◆ **Short task**
Collect all lines containing the word "本题是单类型单项选择题" from the data.

Dataset excerpt:
────────
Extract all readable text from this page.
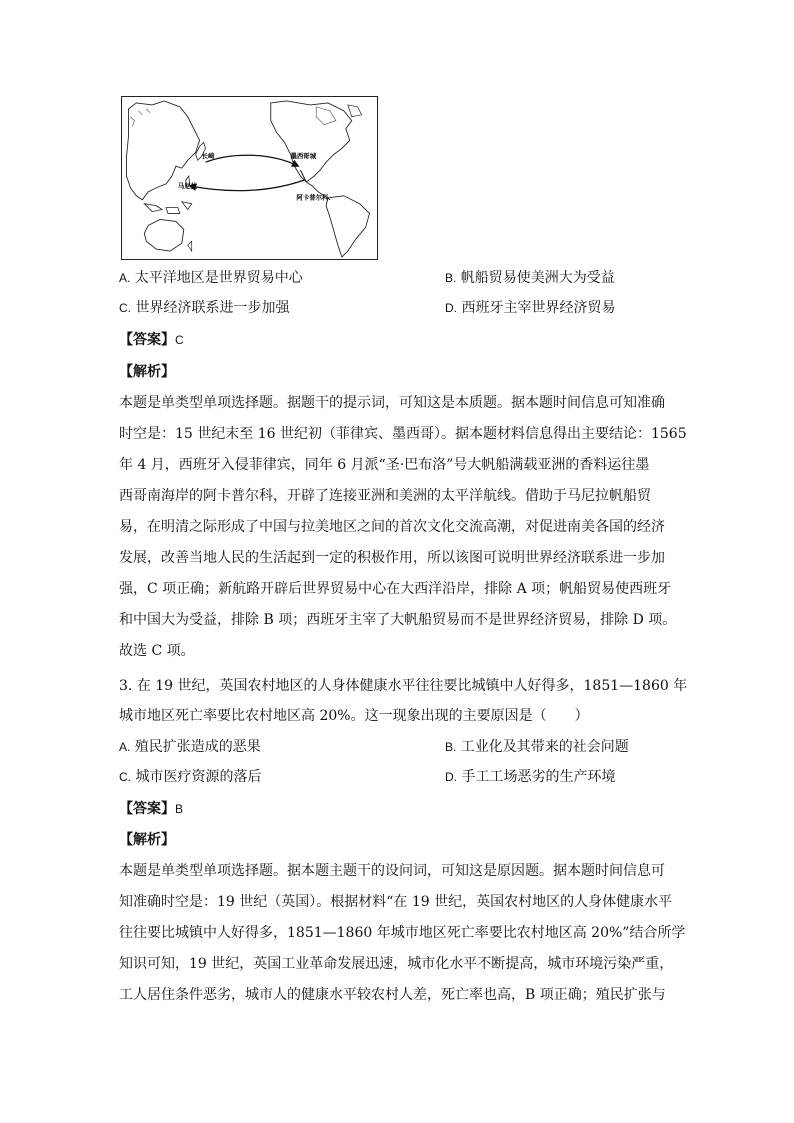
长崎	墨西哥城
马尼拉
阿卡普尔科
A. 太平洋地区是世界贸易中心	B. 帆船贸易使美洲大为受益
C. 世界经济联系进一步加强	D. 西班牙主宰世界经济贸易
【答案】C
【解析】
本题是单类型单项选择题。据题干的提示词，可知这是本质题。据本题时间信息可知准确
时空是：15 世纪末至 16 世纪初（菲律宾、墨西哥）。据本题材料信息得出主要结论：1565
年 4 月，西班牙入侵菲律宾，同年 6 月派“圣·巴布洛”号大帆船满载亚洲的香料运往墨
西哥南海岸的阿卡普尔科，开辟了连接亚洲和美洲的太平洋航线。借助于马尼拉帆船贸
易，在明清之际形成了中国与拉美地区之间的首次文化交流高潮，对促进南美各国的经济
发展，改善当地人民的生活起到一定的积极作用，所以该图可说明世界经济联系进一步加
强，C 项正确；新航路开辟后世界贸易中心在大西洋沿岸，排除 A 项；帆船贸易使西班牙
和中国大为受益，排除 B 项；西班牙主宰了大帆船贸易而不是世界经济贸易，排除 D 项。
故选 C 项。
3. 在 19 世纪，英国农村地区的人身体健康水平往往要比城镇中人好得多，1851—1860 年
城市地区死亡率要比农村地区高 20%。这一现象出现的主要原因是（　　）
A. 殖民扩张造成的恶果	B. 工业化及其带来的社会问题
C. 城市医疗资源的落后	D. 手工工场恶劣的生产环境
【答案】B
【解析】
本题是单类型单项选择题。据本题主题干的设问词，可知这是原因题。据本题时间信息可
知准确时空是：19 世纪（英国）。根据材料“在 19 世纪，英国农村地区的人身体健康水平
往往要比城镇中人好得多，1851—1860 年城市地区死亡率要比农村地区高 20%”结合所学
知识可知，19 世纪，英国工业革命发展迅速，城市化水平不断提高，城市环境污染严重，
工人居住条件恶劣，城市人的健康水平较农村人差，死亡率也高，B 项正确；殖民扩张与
────────
◆ **Result below**
本题是单类型单项选择题。据题干的提示词，可知这是本质题。据本题时间信息可知准确
本题是单类型单项选择题。据本题主题干的设问词，可知这是原因题。据本题时间信息可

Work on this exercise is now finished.